**THE TASK**
State the number of lines that include the string "this", and write nothing else.

**Collected data entries**
____________________
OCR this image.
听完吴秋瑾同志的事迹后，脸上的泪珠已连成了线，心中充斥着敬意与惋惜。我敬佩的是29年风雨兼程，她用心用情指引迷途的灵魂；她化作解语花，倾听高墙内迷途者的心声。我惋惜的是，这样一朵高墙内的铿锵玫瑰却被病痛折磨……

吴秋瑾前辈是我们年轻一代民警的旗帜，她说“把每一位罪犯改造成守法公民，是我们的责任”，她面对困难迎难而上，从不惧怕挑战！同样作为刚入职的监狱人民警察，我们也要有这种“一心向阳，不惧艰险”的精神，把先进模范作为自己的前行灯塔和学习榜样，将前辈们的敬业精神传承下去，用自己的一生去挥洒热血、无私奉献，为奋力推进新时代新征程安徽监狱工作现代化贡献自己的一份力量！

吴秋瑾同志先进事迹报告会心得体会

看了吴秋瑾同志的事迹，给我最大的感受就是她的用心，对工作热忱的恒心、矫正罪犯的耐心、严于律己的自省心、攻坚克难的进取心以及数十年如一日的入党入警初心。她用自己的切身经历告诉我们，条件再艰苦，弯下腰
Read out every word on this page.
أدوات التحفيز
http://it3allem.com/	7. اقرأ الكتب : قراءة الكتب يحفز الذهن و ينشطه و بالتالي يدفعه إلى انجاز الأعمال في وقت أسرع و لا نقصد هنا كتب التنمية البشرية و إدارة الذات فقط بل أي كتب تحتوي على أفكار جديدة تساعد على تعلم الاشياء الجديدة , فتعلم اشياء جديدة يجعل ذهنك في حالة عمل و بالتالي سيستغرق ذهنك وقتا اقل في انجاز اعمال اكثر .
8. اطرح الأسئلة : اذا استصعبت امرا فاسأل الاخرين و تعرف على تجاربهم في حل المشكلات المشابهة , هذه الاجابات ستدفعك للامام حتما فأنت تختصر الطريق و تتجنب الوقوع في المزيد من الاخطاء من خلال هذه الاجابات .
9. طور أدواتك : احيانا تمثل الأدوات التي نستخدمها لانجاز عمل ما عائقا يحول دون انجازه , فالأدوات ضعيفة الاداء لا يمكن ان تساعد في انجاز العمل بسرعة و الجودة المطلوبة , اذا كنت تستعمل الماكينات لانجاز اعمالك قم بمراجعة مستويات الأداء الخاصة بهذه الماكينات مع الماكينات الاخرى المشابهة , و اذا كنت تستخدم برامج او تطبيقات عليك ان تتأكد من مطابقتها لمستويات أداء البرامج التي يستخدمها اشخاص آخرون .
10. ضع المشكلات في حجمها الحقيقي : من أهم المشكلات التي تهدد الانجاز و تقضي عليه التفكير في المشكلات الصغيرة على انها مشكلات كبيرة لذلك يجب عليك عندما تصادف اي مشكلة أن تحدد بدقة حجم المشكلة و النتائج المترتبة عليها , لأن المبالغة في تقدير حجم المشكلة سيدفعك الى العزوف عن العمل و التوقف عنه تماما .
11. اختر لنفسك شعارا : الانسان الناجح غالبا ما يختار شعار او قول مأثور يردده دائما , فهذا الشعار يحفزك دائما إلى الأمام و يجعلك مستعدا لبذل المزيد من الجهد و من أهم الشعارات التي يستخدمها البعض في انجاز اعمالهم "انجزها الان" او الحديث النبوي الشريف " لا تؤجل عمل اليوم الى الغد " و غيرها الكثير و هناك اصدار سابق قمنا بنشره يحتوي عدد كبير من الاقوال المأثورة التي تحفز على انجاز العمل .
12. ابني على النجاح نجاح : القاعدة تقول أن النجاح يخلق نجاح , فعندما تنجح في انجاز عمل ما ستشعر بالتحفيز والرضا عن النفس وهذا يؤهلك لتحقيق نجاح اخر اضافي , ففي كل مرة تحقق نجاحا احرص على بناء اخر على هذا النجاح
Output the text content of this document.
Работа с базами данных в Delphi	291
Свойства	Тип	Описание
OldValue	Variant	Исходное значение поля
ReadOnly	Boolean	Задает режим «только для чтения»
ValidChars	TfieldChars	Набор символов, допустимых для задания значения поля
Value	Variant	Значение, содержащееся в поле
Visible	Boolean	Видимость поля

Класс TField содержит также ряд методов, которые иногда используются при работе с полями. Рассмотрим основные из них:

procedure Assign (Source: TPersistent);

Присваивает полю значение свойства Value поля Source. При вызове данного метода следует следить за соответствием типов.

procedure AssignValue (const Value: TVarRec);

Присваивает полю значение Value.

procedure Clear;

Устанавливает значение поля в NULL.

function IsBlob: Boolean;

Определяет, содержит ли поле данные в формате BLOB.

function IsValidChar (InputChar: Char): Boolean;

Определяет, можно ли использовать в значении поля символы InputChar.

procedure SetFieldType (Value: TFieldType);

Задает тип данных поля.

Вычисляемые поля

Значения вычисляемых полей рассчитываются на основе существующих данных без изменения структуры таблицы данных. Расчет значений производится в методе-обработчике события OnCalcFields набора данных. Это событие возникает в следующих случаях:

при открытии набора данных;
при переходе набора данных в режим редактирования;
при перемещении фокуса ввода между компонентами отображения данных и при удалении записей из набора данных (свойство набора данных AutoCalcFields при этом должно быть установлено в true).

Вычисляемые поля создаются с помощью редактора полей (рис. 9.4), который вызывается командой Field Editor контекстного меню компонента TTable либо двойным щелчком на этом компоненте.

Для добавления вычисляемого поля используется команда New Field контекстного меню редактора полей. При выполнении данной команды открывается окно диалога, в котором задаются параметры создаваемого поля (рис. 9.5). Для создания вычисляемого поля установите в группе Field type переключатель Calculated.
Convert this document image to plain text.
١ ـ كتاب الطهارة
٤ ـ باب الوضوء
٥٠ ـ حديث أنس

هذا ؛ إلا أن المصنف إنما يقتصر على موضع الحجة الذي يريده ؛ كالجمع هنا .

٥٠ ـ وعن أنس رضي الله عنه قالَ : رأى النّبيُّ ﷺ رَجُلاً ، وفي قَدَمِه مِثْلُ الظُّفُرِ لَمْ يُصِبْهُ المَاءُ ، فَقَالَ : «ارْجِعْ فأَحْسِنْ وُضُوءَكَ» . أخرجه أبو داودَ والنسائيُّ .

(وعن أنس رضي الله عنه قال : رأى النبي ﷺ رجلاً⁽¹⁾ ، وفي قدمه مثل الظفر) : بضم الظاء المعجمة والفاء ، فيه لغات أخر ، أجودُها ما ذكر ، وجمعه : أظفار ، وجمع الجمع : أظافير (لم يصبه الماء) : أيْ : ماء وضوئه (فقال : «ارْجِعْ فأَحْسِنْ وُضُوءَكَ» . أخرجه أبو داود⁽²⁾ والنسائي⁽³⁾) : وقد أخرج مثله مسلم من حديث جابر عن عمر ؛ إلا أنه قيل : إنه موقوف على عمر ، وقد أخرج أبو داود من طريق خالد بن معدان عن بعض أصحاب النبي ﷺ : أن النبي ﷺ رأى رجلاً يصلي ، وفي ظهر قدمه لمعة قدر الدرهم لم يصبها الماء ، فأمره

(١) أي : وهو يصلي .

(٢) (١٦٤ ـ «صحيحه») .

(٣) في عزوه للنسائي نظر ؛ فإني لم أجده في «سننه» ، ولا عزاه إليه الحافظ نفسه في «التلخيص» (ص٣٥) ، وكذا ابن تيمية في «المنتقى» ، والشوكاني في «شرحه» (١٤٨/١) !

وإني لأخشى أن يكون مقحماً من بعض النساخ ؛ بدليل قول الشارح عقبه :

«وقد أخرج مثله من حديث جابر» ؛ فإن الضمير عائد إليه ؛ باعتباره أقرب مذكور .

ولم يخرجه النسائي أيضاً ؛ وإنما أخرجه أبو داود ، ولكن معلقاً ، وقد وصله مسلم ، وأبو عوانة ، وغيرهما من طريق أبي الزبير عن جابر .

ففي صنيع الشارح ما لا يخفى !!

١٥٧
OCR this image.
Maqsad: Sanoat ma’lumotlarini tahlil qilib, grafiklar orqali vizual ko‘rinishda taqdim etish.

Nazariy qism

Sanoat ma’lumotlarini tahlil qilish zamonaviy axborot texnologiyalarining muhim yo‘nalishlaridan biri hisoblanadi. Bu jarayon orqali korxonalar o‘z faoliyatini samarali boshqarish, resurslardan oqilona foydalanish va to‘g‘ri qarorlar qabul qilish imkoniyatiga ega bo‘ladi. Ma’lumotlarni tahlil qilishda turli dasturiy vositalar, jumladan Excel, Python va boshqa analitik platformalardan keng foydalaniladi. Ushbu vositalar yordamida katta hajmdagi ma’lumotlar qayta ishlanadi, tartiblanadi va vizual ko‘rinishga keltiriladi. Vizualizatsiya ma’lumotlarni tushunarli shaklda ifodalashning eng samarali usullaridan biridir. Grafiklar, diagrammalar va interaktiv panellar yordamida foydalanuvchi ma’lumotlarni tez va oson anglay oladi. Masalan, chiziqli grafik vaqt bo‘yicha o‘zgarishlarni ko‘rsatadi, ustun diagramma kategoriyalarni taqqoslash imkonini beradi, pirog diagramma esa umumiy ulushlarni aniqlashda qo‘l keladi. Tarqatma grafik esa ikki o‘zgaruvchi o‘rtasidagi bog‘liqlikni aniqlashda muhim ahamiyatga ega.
____________________
**ANSWER TO THE PROBLEM**
5